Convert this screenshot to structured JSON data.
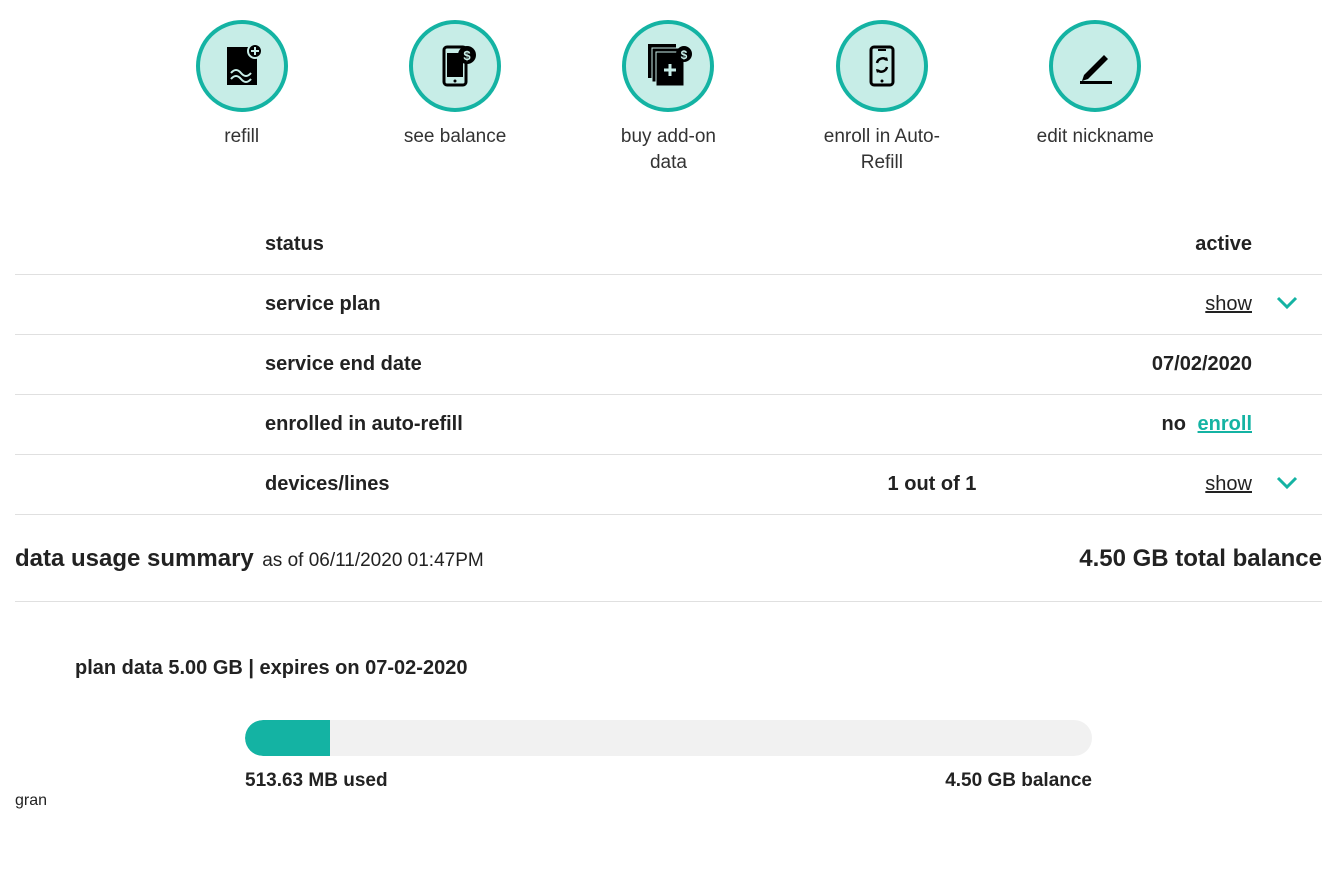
{
  "colors": {
    "accent": "#14b3a3",
    "circle_fill": "#c7ede7",
    "bar_bg": "#f1f1f1",
    "border": "#e0e0e0"
  },
  "actions": {
    "refill": "refill",
    "see_balance": "see balance",
    "buy_addon": "buy add-on data",
    "enroll_autorefill": "enroll in Auto-Refill",
    "edit_nickname": "edit nickname"
  },
  "rows": {
    "status": {
      "label": "status",
      "value": "active"
    },
    "service_plan": {
      "label": "service plan",
      "show": "show"
    },
    "service_end": {
      "label": "service end date",
      "value": "07/02/2020"
    },
    "auto_refill": {
      "label": "enrolled in auto-refill",
      "value": "no",
      "enroll": "enroll"
    },
    "devices": {
      "label": "devices/lines",
      "mid": "1 out of 1",
      "show": "show"
    }
  },
  "summary": {
    "title": "data usage summary",
    "asof": "as of 06/11/2020 01:47PM",
    "total_balance": "4.50 GB total balance"
  },
  "plan": {
    "info": "plan data 5.00 GB | expires on 07-02-2020",
    "used_label": "513.63 MB used",
    "balance_label": "4.50 GB balance",
    "fill_percent": 10
  }
}
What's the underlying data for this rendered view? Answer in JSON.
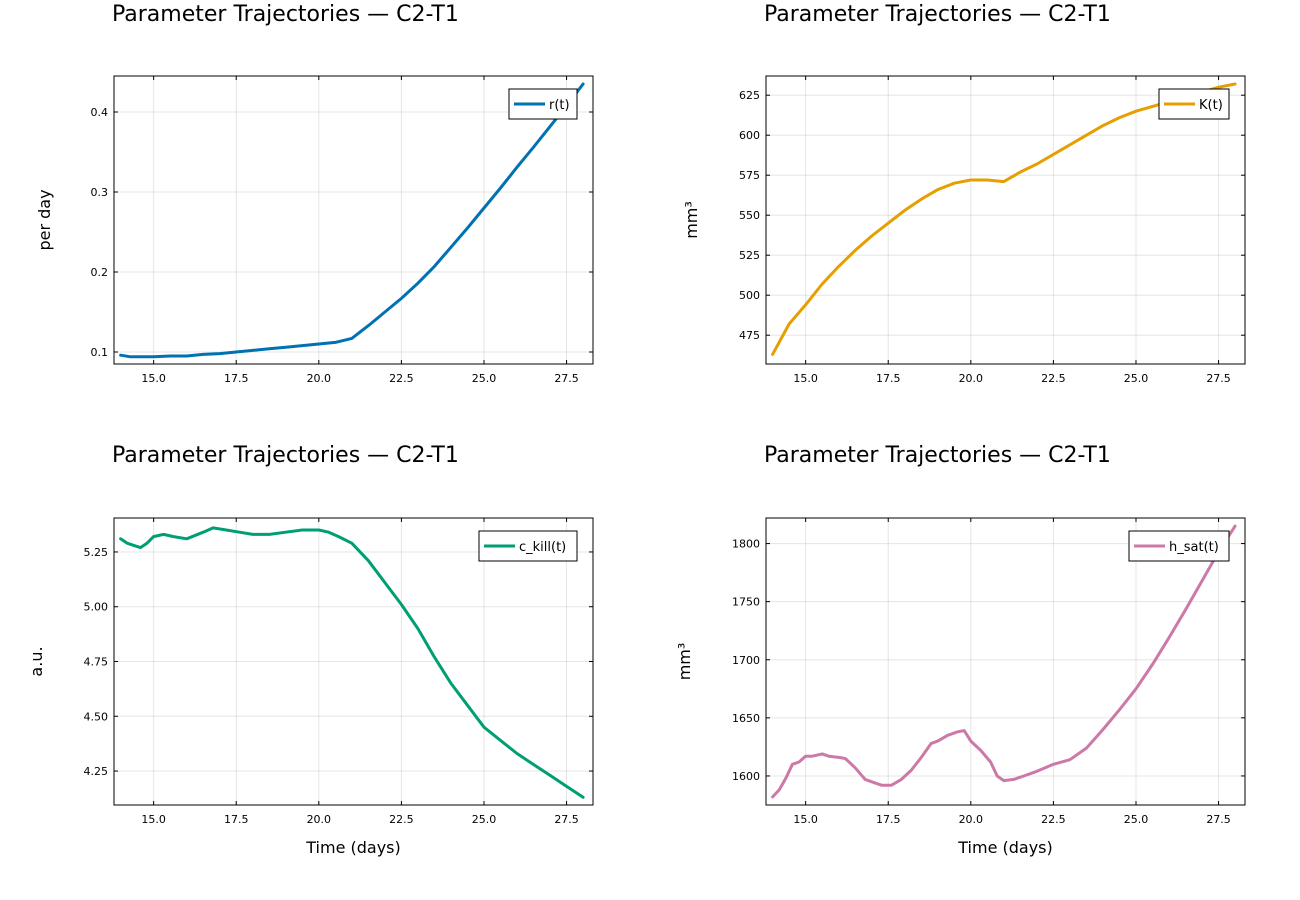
{
  "chart_data": [
    {
      "type": "line",
      "title": "Parameter Trajectories — C2-T1",
      "xlabel": "",
      "ylabel": "per day",
      "xlim": [
        13.8,
        28.3
      ],
      "ylim": [
        0.085,
        0.445
      ],
      "xticks": [
        15.0,
        17.5,
        20.0,
        22.5,
        25.0,
        27.5
      ],
      "xtick_labels": [
        "15.0",
        "17.5",
        "20.0",
        "22.5",
        "25.0",
        "27.5"
      ],
      "yticks": [
        0.1,
        0.2,
        0.3,
        0.4
      ],
      "ytick_labels": [
        "0.1",
        "0.2",
        "0.3",
        "0.4"
      ],
      "grid": true,
      "legend_position": "top-right",
      "series": [
        {
          "name": "r(t)",
          "color": "#0072B2",
          "x": [
            14.0,
            14.3,
            14.6,
            15.0,
            15.5,
            16.0,
            16.5,
            17.0,
            17.5,
            18.0,
            18.5,
            19.0,
            19.5,
            20.0,
            20.5,
            21.0,
            21.5,
            22.0,
            22.5,
            23.0,
            23.5,
            24.0,
            24.5,
            25.0,
            25.5,
            26.0,
            26.5,
            27.0,
            27.5,
            28.0
          ],
          "y": [
            0.096,
            0.094,
            0.094,
            0.094,
            0.095,
            0.095,
            0.097,
            0.098,
            0.1,
            0.102,
            0.104,
            0.106,
            0.108,
            0.11,
            0.112,
            0.117,
            0.133,
            0.15,
            0.167,
            0.186,
            0.207,
            0.231,
            0.255,
            0.28,
            0.305,
            0.331,
            0.356,
            0.382,
            0.408,
            0.435
          ]
        }
      ]
    },
    {
      "type": "line",
      "title": "Parameter Trajectories — C2-T1",
      "xlabel": "",
      "ylabel": "mm³",
      "xlim": [
        13.8,
        28.3
      ],
      "ylim": [
        457,
        637
      ],
      "xticks": [
        15.0,
        17.5,
        20.0,
        22.5,
        25.0,
        27.5
      ],
      "xtick_labels": [
        "15.0",
        "17.5",
        "20.0",
        "22.5",
        "25.0",
        "27.5"
      ],
      "yticks": [
        475,
        500,
        525,
        550,
        575,
        600,
        625
      ],
      "ytick_labels": [
        "475",
        "500",
        "525",
        "550",
        "575",
        "600",
        "625"
      ],
      "grid": true,
      "legend_position": "top-right",
      "series": [
        {
          "name": "K(t)",
          "color": "#E69F00",
          "x": [
            14.0,
            14.5,
            15.0,
            15.5,
            16.0,
            16.5,
            17.0,
            17.5,
            18.0,
            18.5,
            19.0,
            19.5,
            20.0,
            20.5,
            21.0,
            21.5,
            22.0,
            22.5,
            23.0,
            23.5,
            24.0,
            24.5,
            25.0,
            25.5,
            26.0,
            26.5,
            27.0,
            27.5,
            28.0
          ],
          "y": [
            463,
            482,
            494,
            507,
            518,
            528,
            537,
            545,
            553,
            560,
            566,
            570,
            572,
            572,
            571,
            577,
            582,
            588,
            594,
            600,
            606,
            611,
            615,
            618,
            621,
            624,
            627,
            630,
            632
          ]
        }
      ]
    },
    {
      "type": "line",
      "title": "Parameter Trajectories — C2-T1",
      "xlabel": "Time (days)",
      "ylabel": "a.u.",
      "xlim": [
        13.8,
        28.3
      ],
      "ylim": [
        4.095,
        5.405
      ],
      "xticks": [
        15.0,
        17.5,
        20.0,
        22.5,
        25.0,
        27.5
      ],
      "xtick_labels": [
        "15.0",
        "17.5",
        "20.0",
        "22.5",
        "25.0",
        "27.5"
      ],
      "yticks": [
        4.25,
        4.5,
        4.75,
        5.0,
        5.25
      ],
      "ytick_labels": [
        "4.25",
        "4.50",
        "4.75",
        "5.00",
        "5.25"
      ],
      "grid": true,
      "legend_position": "top-right",
      "series": [
        {
          "name": "c_kill(t)",
          "color": "#009E73",
          "x": [
            14.0,
            14.2,
            14.4,
            14.6,
            14.8,
            15.0,
            15.3,
            15.6,
            16.0,
            16.5,
            16.8,
            17.2,
            17.6,
            18.0,
            18.5,
            19.0,
            19.5,
            20.0,
            20.3,
            20.6,
            21.0,
            21.5,
            22.0,
            22.5,
            23.0,
            23.5,
            24.0,
            24.5,
            25.0,
            25.5,
            26.0,
            26.5,
            27.0,
            27.5,
            28.0
          ],
          "y": [
            5.31,
            5.29,
            5.28,
            5.27,
            5.29,
            5.32,
            5.33,
            5.32,
            5.31,
            5.34,
            5.36,
            5.35,
            5.34,
            5.33,
            5.33,
            5.34,
            5.35,
            5.35,
            5.34,
            5.32,
            5.29,
            5.21,
            5.11,
            5.01,
            4.9,
            4.77,
            4.65,
            4.55,
            4.45,
            4.39,
            4.33,
            4.28,
            4.23,
            4.18,
            4.13
          ]
        }
      ]
    },
    {
      "type": "line",
      "title": "Parameter Trajectories — C2-T1",
      "xlabel": "Time (days)",
      "ylabel": "mm³",
      "xlim": [
        13.8,
        28.3
      ],
      "ylim": [
        1575,
        1822
      ],
      "xticks": [
        15.0,
        17.5,
        20.0,
        22.5,
        25.0,
        27.5
      ],
      "xtick_labels": [
        "15.0",
        "17.5",
        "20.0",
        "22.5",
        "25.0",
        "27.5"
      ],
      "yticks": [
        1600,
        1650,
        1700,
        1750,
        1800
      ],
      "ytick_labels": [
        "1600",
        "1650",
        "1700",
        "1750",
        "1800"
      ],
      "grid": true,
      "legend_position": "top-right",
      "series": [
        {
          "name": "h_sat(t)",
          "color": "#CC79A7",
          "x": [
            14.0,
            14.2,
            14.4,
            14.6,
            14.8,
            15.0,
            15.2,
            15.5,
            15.7,
            16.0,
            16.2,
            16.5,
            16.8,
            17.0,
            17.3,
            17.6,
            17.9,
            18.2,
            18.5,
            18.8,
            19.0,
            19.3,
            19.6,
            19.8,
            20.0,
            20.3,
            20.6,
            20.8,
            21.0,
            21.3,
            21.6,
            22.0,
            22.5,
            23.0,
            23.5,
            24.0,
            24.5,
            25.0,
            25.5,
            26.0,
            26.5,
            27.0,
            27.5,
            28.0
          ],
          "y": [
            1582,
            1588,
            1598,
            1610,
            1612,
            1617,
            1617,
            1619,
            1617,
            1616,
            1615,
            1607,
            1597,
            1595,
            1592,
            1592,
            1597,
            1605,
            1616,
            1628,
            1630,
            1635,
            1638,
            1639,
            1630,
            1622,
            1612,
            1600,
            1596,
            1597,
            1600,
            1604,
            1610,
            1614,
            1624,
            1640,
            1657,
            1675,
            1696,
            1719,
            1743,
            1768,
            1793,
            1815
          ]
        }
      ]
    }
  ]
}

Prompt:
Each line in the entries above that includes the string "ylabel" should be extracted.

In response:
      "ylabel": "per day",
      "ylabel": "mm³",
      "ylabel": "a.u.",
      "ylabel": "mm³",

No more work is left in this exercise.